Will you output all of the data below exactly, omitting the images?

(Recorded data)
--- begin ---

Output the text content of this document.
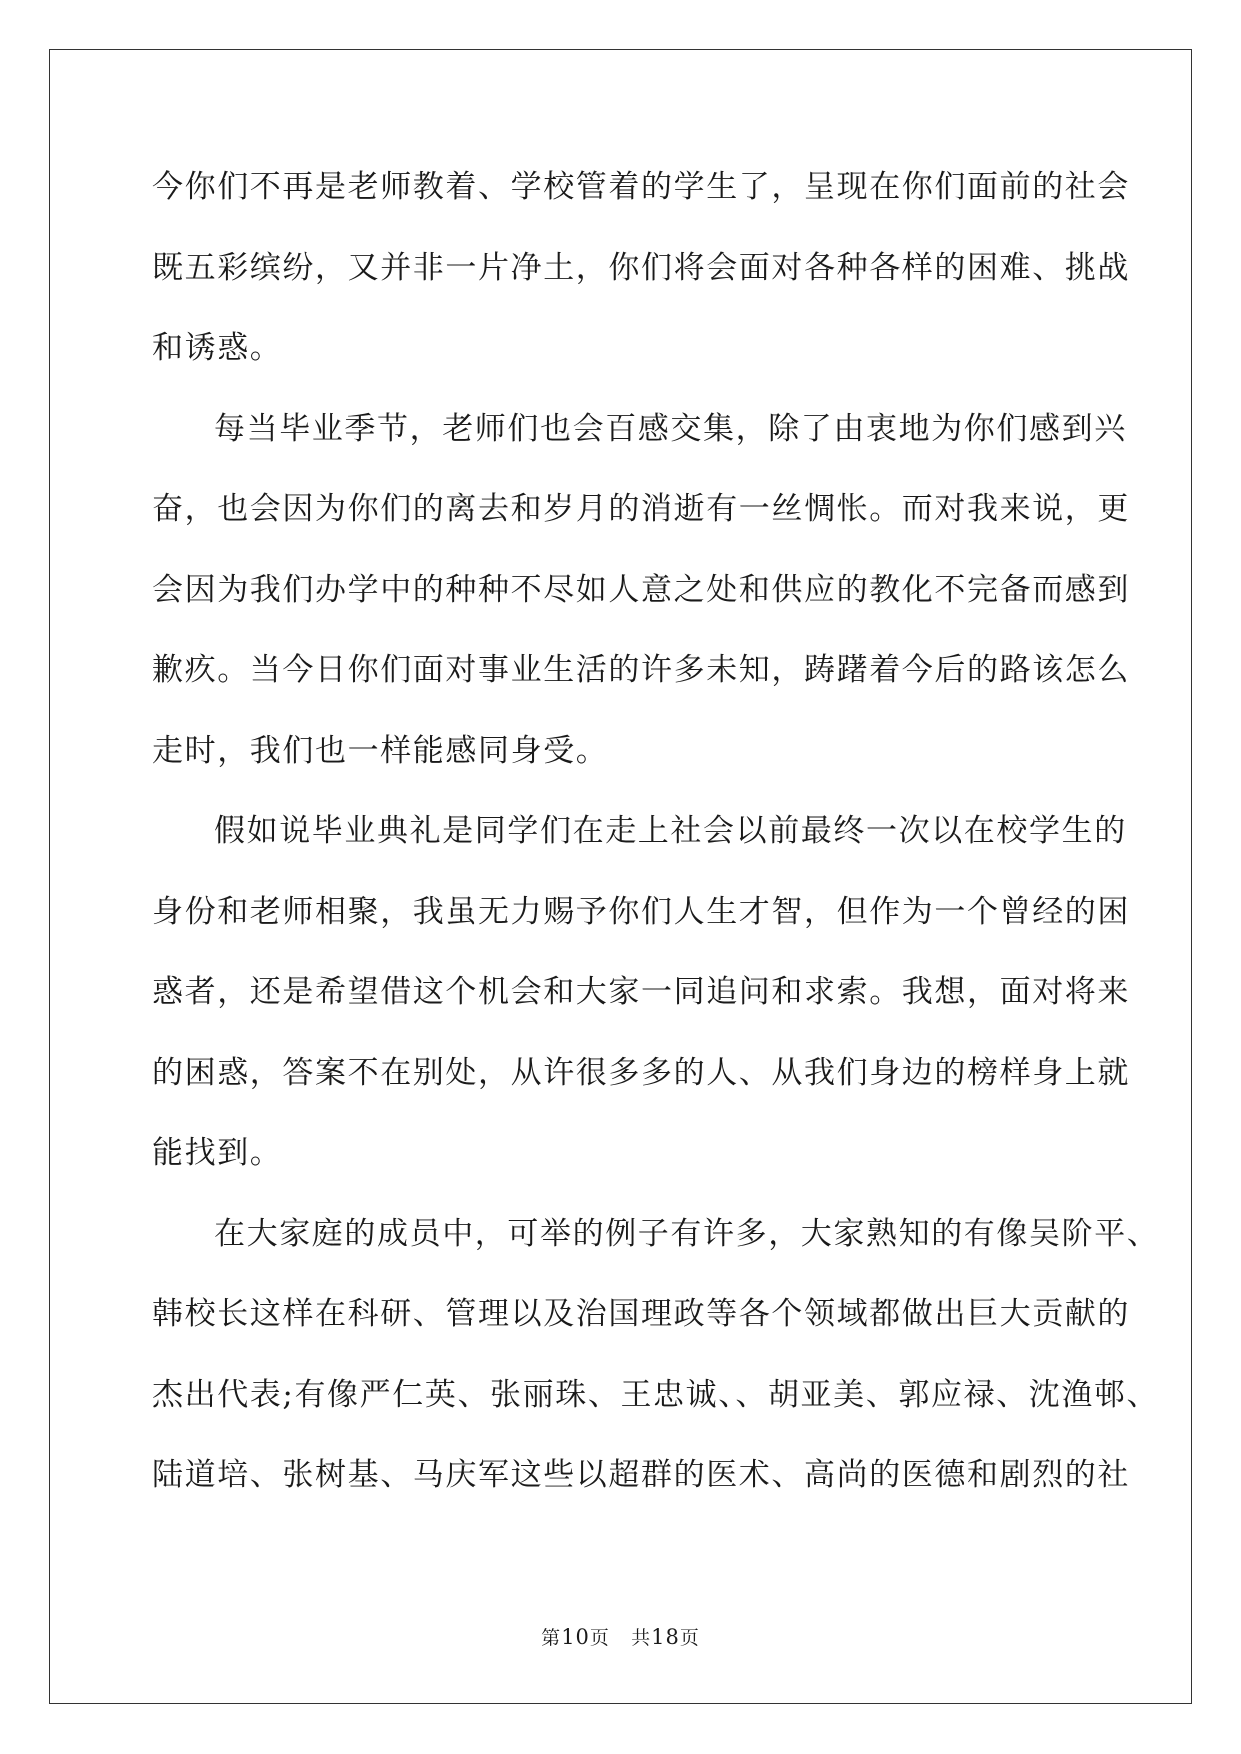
今你们不再是老师教着、学校管着的学生了，呈现在你们面前的社会
既五彩缤纷，又并非一片净土，你们将会面对各种各样的困难、挑战
和诱惑。
每当毕业季节，老师们也会百感交集，除了由衷地为你们感到兴
奋，也会因为你们的离去和岁月的消逝有一丝惆怅。而对我来说，更
会因为我们办学中的种种不尽如人意之处和供应的教化不完备而感到
歉疚。当今日你们面对事业生活的许多未知，踌躇着今后的路该怎么
走时，我们也一样能感同身受。
假如说毕业典礼是同学们在走上社会以前最终一次以在校学生的
身份和老师相聚，我虽无力赐予你们人生才智，但作为一个曾经的困
惑者，还是希望借这个机会和大家一同追问和求索。我想，面对将来
的困惑，答案不在别处，从许很多多的人、从我们身边的榜样身上就
能找到。
在大家庭的成员中，可举的例子有许多，大家熟知的有像吴阶平、
韩校长这样在科研、管理以及治国理政等各个领域都做出巨大贡献的
杰出代表;有像严仁英、张丽珠、王忠诚、、胡亚美、郭应禄、沈渔邨、
陆道培、张树基、马庆军这些以超群的医术、高尚的医德和剧烈的社
第10页 共18页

--- end ---

FINISHED ANSWER:
Output the text content of this document.
今你们不再是老师教着、学校管着的学生了，呈现在你们面前的社会
既五彩缤纷，又并非一片净土，你们将会面对各种各样的困难、挑战
和诱惑。
每当毕业季节，老师们也会百感交集，除了由衷地为你们感到兴
奋，也会因为你们的离去和岁月的消逝有一丝惆怅。而对我来说，更
会因为我们办学中的种种不尽如人意之处和供应的教化不完备而感到
歉疚。当今日你们面对事业生活的许多未知，踌躇着今后的路该怎么
走时，我们也一样能感同身受。
假如说毕业典礼是同学们在走上社会以前最终一次以在校学生的
身份和老师相聚，我虽无力赐予你们人生才智，但作为一个曾经的困
惑者，还是希望借这个机会和大家一同追问和求索。我想，面对将来
的困惑，答案不在别处，从许很多多的人、从我们身边的榜样身上就
能找到。
在大家庭的成员中，可举的例子有许多，大家熟知的有像吴阶平、
韩校长这样在科研、管理以及治国理政等各个领域都做出巨大贡献的
杰出代表;有像严仁英、张丽珠、王忠诚、、胡亚美、郭应禄、沈渔邨、
陆道培、张树基、马庆军这些以超群的医术、高尚的医德和剧烈的社
第10页 共18页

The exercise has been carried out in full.